Arbeitsanweisungen:
**A.** Prüfen Sie, ob die folgenden Aussagen mit der Parfumbesprechung übereinstimmen, und antworten Sie jeweils mit Ja oder Nein samt den entscheidenden Worten der Besprechung als wörtlichem Zitat. (i) Ein Parfümeur, der einen großen Klassiker modernisieren will, braucht laut der Parfumbesprechung vor allem Mut. (ii) Die Parfumbesprechung stellt „Je Reviens Couture“ als versteckte Reformulierung dar. (iii) Die Parfumbesprechung bezeichnet „Je Reviens“ als Blütenchypre.
**B.** Entnehmen Sie der Parfumbesprechung wörtlich den Abschnitt von „Der Persönlichkeit erfordert“ bis einschließlich „einem Lächeln brechen.“.
**C.** Führen Sie die Parfumbesprechung über „Je Reviens Couture“ im Anschluss an ihren letzten Satz weiter.

Lesetext:
┏━━

Wer sich heutzutage als Parfümeur einem der großen Klassiker aus der ersten Hälfte des vergangenen Jahrhunderts nähert in der Absicht, ihn zu modernisieren oder gar zu neuem Leben zu erwecken, braucht neben Herzblut, Sachverstand und Fingerspitzengefühl vor allem eines: Mut.
Denn groß ist die Schar der Anhänger, die in der Urversion eines Parfums ihren Heiligen Gral, ihr olfaktorisches Nonplusultra gefunden haben, für die jede Veränderung, jedes Hinfortnehmen oder Hinzufügen einem Frevel gleichkommt, wie behutsam eine Reformulierung im Einzelfall auch erfolgen mag – gnädigstenfalls wird eine Verwässerung beklagt, schlimmstenfalls eine Kastration.
Auch ich habe mich schon böse über's Ohr respektive die Nase gehauen gefühlt, wenn mir ein Parfum, das mir vor vielen Jahren in all seiner Pracht begegnet war, nur noch als Schatten seiner selbst präsentiert wurde, begleitet von einem im Brustton der Überzeugung gesprochenen: "Aber natürlich ist der Duft seit seinem Entstehungsjahr unverändert!"
Denn sie wissen nicht...
Wer auch immer im Hause Worth verantwortlich war für "Je Reviens Couture": Neuen Wein in alten Schläuchen hat man nicht zu kredenzen versucht.
Keine versteckte Reformulierung (einer vermutlich ohnehin bereits reformulierten Legende), allenfalls eine Art Flanker ist entstanden bei diesem Brückenschlag aus der Zeit zwischen den Weltkriegen in ein neues Jahrtausend, dessen Bewohner trotz aller Schnellebigkeit, allem atemlosen Konsum doch (noch?) nicht vollständig den Bezug zu allen Werten, allen Wurzeln, allem Wunderbaren der Vergangenheit verloren haben, die noch zwischen Qualität und Quantität zu differenzieren vermögen und sich mitunter ganz bewußt für ein Innehalten, Sichumwenden und Zurückgreifen entscheiden.
Ohne sich einen Deut darum zu scheren, ob das nun "cool" ist oder nicht.
Es hatte lange gedauert, bis ich "Je Reviens" für mich entdeckt und mich verliebt hatte in diesen unterkühlten, ultrasauberen Blütenchypre mit seiner raumgreifenden, doch niemals erdrückenden, erwürgenden Präsenz, der so eigenwillig ist und so tiefgründig, der seine Erotik nicht zu Markte trägt und doch alle Köpfe in eine Richtung dreht.
Der gar nicht daran denkt, etwas zu versprechen, und umso mehr hält.
Der Persönlichkeit erfordert und Reife, einen Mann oder eine Frau, entspannt und sicher, die das Spiel und seine Regeln kennen – und mit einem Lächeln brechen.

┗━━

Datenzeilen:
┏━━

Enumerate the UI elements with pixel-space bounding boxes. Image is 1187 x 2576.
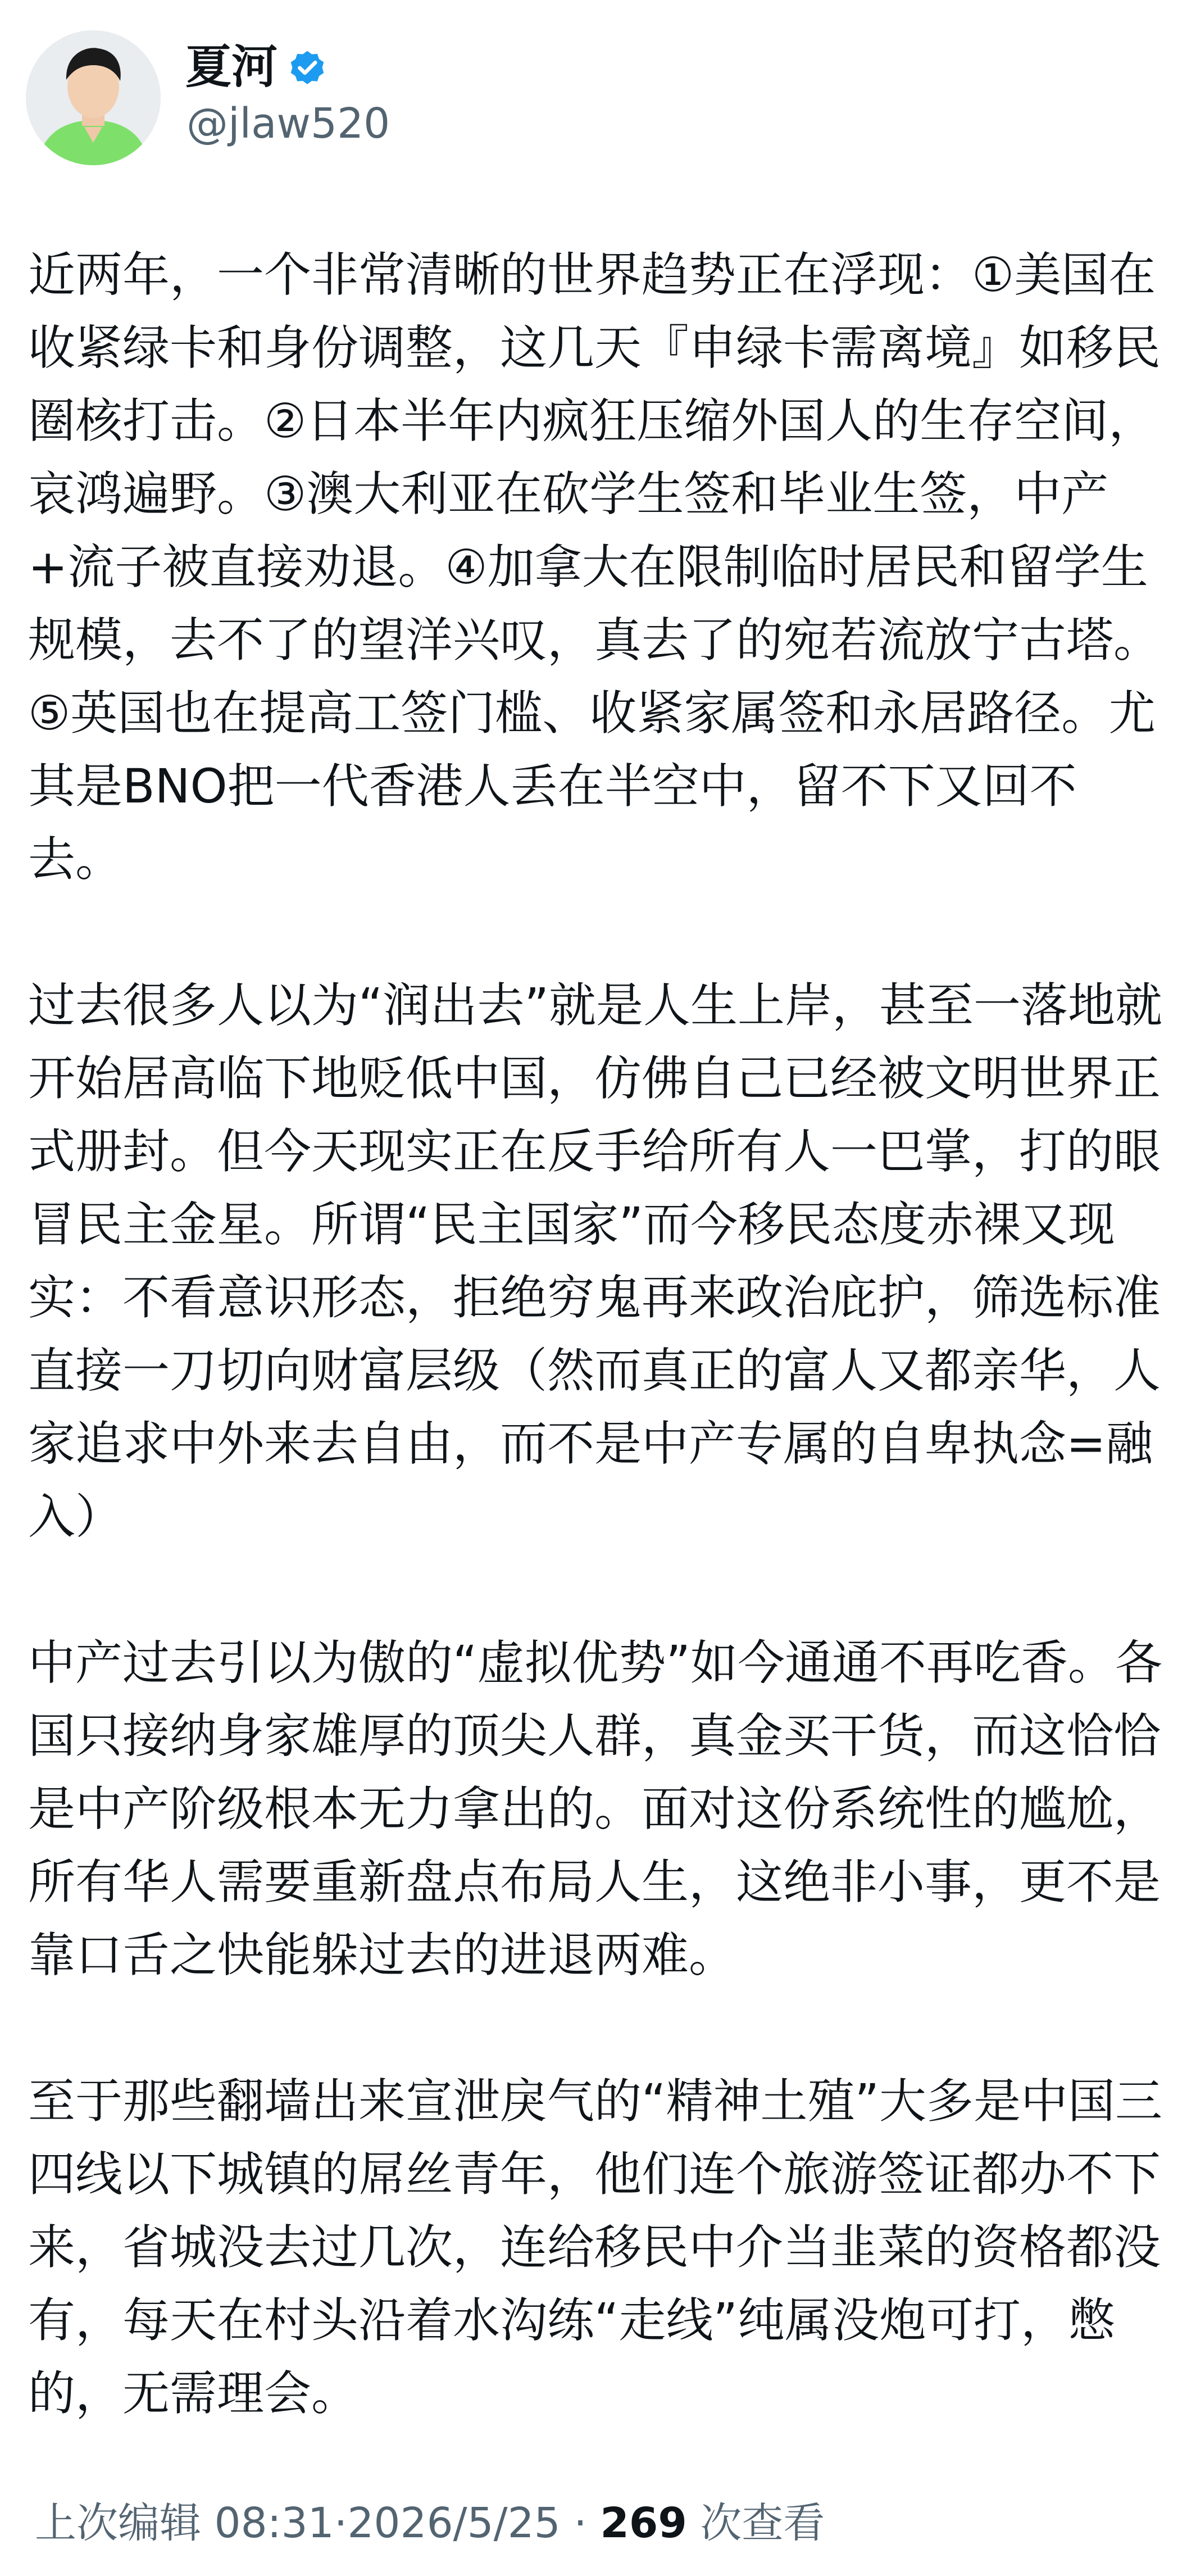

┗━━

Antworten je Aufgabe:
**A.**
(i) Ja: „braucht neben Herzblut, Sachverstand und Fingerspitzengefühl vor allem eines: Mut.“
(ii) Nein: „Keine versteckte Reformulierung“
(iii) Ja: „in diesen unterkühlten, ultrasauberen Blütenchypre“

**B.**
Der Persönlichkeit erfordert und Reife, einen Mann oder eine Frau, entspannt und sicher, die das Spiel und seine Regeln kennen – und mit einem Lächeln brechen.

**C.**
Würde "Je Reviens Couture" diesem übergroßen Vorbild das Wasser reichen können?
Ein starker Auftritt: Kraftvoll-seifige Aldehyde erheben sich aus einem Wirbel grün-blumiger Akkorde, sehr kühl, sehr sauber – so prickelnd klar wie ein Morgen am Beginn des Frühlings, zartes Grün und erste Blüten noch kristallisiert vom Rauhreif der Nacht.
Vom ersten Augenblick an nennt "Je Reviens Couture" Mutter und Vater, Stammhaus und Siegel, läßt keinerlei Zweifel an seiner Herkunft – um alsbald überraschend leise Töne anzuschlagen, alle Wucht zurückzunehmen, ohne dabei an Körper zu verlieren.
Wie eine Melodie, die nach stürmischem Auftakt sanftere, weichere, zärtlichere Töne hervorbringt, schmiegt und schmeichelt sich "Je Reviens Couture" nun an meine Haut und in meine Nase, kitzelt mit zitrischen Akzenten und irritiert für einen Moment mit synthetischen Spitzen, die ich auf den Plastiksprüher meiner Abfüllung zurückführe.
Eingelullt in diese fedriglichten Schleier, bin ich nicht vorbereitet auf das erneute "Forte, fortissimo!" aus opulent-trockenem Flieder, silberpudriger Iriswurzel und feinsticheliger Narzisse, das eichenmoosumkränzt von meiner Haut zu perlen beginnt.
Berauschend ist dieses Zusammenspiel aus kühlen und klaren, sanften und herben Nuancen, trocken und pudrig und metallisch fast, präsent in meiner Nähe, ohne den gesamten Raum zu fluten, sich aufwärmend, zarter und transparenter werdend mit der Zeit, doch niemals wässrig, niemals schwachbrüstig, niemals seine Wurzeln verleugnend.
Ein Sproß aus bestem Hause, Kind seiner Eltern und Kind seiner Zeit, Traditionen bewahrend mit Zugeständnissen an das Heute, das Morgen – das Charakter besitzt und jenes unaussprechliche, unerklärliche Etwas, das so sehr anzieht.
Cool eben.
PS: Cristalle - danke!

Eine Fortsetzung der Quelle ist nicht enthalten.